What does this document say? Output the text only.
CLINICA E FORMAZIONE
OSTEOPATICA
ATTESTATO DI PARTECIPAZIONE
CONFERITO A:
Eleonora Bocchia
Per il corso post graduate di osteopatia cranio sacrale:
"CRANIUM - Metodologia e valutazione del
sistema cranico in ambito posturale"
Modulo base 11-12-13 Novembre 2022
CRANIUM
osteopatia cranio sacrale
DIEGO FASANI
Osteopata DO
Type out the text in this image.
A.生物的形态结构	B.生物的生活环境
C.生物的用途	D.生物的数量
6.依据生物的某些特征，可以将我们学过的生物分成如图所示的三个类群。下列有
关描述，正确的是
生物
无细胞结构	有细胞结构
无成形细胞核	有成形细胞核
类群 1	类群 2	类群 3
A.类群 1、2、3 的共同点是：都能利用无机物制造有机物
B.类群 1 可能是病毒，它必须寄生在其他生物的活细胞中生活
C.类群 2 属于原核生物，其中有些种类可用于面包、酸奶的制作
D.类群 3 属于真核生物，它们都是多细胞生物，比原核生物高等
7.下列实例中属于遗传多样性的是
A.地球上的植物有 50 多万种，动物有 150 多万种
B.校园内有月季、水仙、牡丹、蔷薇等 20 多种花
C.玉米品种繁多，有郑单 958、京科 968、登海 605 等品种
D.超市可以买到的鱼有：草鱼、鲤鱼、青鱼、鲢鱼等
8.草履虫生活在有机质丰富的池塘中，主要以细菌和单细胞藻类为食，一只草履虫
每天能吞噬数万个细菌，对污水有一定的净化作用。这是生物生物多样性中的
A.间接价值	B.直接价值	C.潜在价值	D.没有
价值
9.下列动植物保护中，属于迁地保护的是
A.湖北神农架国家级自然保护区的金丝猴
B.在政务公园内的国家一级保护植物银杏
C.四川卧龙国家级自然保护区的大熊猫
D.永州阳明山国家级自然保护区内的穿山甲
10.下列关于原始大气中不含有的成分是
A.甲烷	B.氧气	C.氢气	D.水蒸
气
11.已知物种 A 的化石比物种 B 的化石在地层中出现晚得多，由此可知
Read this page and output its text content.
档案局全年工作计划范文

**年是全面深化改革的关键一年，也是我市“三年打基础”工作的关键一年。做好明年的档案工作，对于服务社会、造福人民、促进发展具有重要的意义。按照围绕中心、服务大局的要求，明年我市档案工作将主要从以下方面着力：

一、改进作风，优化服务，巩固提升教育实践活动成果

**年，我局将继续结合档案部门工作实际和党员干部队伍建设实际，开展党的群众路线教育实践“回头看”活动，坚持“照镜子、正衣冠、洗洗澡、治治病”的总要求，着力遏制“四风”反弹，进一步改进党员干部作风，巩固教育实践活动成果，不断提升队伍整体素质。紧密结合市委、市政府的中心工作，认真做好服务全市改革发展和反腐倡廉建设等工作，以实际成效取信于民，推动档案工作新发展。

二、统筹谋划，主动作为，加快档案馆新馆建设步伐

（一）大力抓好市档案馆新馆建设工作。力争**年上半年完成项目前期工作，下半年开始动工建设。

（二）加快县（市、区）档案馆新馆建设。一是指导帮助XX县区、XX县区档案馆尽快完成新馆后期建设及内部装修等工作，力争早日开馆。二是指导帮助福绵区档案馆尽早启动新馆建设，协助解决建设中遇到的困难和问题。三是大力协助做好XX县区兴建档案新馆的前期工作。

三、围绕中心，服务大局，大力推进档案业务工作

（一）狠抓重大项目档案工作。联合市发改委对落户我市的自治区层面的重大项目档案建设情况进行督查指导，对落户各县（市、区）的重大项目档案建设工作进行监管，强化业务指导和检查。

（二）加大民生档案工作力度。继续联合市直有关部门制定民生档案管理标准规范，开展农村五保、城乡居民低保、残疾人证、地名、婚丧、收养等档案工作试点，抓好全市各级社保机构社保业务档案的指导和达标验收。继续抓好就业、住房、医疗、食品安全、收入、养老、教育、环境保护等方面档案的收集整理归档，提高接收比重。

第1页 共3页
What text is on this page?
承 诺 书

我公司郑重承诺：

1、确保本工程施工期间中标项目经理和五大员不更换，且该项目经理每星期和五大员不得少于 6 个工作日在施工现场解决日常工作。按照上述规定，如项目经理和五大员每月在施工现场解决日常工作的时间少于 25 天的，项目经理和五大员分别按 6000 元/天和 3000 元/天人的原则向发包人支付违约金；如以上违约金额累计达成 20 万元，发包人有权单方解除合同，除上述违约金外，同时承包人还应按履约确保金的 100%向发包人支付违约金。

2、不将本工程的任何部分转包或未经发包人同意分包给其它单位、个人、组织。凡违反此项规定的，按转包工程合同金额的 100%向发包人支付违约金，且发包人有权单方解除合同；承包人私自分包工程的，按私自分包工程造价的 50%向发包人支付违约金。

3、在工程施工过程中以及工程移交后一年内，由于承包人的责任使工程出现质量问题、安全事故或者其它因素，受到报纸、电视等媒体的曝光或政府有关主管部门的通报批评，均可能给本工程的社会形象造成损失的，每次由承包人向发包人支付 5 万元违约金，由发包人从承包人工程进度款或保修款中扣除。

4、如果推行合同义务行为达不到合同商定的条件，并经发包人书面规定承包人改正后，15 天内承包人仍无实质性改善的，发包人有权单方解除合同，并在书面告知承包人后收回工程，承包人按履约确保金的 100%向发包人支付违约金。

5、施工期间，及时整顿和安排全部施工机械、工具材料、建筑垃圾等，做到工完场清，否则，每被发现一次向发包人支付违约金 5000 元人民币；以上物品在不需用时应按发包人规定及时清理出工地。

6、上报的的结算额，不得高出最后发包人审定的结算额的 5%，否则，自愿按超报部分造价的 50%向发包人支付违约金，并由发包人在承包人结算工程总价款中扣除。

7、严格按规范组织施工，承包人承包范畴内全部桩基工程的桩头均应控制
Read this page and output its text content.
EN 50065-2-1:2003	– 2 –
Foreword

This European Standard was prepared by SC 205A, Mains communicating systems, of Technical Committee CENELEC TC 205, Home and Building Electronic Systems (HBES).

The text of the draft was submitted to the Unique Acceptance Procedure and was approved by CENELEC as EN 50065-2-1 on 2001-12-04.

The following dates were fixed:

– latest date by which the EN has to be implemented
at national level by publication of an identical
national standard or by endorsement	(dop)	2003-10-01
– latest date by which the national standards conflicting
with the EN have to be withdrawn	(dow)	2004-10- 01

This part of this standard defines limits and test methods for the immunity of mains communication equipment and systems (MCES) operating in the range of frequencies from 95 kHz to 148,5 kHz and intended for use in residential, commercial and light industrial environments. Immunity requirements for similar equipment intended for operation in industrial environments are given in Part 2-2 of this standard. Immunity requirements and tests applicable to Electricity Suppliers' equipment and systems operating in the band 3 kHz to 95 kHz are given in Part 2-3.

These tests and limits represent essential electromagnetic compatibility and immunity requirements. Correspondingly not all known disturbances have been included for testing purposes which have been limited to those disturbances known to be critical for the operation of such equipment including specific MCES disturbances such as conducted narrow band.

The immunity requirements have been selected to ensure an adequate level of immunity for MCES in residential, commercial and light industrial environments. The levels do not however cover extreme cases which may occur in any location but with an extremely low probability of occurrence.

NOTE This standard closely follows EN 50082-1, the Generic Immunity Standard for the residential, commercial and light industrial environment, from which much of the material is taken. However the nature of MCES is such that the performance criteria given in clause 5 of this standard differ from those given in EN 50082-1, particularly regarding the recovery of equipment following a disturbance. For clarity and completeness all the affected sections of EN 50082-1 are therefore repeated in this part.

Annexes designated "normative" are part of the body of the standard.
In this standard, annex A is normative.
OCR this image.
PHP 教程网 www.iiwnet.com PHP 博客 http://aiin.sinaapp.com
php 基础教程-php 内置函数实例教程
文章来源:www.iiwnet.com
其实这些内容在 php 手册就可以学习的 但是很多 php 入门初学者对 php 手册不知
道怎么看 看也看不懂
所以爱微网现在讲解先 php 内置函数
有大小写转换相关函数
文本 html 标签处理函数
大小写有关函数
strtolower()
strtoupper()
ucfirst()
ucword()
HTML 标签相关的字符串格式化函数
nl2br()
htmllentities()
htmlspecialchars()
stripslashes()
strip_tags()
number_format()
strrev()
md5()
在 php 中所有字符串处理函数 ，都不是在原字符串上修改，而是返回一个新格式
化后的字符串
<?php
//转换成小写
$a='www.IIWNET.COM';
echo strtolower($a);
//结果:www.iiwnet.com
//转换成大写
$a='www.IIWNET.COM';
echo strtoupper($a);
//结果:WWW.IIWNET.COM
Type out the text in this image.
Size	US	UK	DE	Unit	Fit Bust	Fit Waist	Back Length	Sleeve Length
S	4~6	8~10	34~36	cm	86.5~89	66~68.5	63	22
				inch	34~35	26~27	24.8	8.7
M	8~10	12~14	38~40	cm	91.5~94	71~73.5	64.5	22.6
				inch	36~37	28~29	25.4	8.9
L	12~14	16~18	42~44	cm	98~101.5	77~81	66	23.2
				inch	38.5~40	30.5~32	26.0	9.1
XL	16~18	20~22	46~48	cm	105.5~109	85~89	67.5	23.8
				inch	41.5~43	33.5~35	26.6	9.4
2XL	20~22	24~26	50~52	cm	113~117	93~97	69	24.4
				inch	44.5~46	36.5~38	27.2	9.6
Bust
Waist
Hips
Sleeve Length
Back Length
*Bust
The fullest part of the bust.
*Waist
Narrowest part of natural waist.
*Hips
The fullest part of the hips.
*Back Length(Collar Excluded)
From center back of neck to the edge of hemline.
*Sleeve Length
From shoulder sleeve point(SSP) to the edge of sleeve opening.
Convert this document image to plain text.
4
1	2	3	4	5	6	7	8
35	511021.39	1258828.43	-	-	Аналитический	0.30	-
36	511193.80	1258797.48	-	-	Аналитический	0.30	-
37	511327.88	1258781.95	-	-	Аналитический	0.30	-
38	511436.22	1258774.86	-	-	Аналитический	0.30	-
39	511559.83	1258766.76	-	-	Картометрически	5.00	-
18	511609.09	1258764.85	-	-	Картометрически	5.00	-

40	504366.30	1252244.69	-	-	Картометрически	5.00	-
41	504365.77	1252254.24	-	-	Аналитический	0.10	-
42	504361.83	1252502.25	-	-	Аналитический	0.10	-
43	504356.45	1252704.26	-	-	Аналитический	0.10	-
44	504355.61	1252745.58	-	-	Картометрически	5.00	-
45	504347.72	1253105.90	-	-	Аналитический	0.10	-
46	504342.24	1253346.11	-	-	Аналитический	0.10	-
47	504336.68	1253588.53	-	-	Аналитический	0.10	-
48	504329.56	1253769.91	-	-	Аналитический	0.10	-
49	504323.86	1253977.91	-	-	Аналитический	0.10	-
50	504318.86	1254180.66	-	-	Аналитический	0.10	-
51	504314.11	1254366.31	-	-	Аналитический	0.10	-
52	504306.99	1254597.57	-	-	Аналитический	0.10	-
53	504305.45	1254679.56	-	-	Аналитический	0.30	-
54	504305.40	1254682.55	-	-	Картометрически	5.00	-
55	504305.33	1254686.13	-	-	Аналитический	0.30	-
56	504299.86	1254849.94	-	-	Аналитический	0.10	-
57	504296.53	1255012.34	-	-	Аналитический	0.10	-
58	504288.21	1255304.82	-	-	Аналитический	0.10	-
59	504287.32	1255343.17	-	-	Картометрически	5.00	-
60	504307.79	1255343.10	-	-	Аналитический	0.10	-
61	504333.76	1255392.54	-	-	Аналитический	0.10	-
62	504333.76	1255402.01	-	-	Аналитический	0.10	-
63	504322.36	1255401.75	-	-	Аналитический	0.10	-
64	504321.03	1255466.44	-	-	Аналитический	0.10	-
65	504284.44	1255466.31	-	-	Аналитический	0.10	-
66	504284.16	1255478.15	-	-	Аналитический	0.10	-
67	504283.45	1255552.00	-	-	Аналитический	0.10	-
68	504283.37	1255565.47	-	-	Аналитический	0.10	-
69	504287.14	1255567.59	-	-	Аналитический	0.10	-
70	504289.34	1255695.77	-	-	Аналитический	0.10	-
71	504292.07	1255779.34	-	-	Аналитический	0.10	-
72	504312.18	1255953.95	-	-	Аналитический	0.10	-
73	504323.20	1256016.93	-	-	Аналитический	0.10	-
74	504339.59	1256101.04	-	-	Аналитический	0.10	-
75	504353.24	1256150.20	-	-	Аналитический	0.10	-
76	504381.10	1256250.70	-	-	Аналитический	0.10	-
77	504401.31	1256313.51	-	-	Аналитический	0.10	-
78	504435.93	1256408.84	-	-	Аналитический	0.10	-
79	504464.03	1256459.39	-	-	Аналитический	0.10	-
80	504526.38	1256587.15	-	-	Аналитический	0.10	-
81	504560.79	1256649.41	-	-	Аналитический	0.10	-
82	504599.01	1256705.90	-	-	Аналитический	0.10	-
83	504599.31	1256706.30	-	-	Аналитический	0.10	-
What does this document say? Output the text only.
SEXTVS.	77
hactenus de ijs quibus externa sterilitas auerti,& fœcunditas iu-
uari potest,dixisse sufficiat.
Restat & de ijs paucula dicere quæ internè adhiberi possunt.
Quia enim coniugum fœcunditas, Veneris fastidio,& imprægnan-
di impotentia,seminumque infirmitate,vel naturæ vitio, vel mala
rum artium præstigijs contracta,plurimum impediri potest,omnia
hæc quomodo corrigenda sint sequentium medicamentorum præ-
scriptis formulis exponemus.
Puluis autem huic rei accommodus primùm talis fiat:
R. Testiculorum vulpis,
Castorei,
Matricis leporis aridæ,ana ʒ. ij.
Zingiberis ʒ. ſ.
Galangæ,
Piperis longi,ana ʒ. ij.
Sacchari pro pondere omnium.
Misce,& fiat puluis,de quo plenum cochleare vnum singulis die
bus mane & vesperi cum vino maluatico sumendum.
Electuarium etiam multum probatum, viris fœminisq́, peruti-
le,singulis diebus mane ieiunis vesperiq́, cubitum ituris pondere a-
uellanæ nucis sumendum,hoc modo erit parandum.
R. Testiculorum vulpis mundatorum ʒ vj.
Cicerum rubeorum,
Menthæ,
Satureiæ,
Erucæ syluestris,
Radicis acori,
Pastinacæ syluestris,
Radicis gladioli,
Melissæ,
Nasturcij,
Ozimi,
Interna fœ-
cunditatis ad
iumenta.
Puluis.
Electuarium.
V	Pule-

-*-

■ Set task ■
Which lines contain "Electuarium"? Copy each of them out.

■ Exercise solution ■
Electuarium etiam multum probatum, viris fœminisq́, peruti-
Electuarium.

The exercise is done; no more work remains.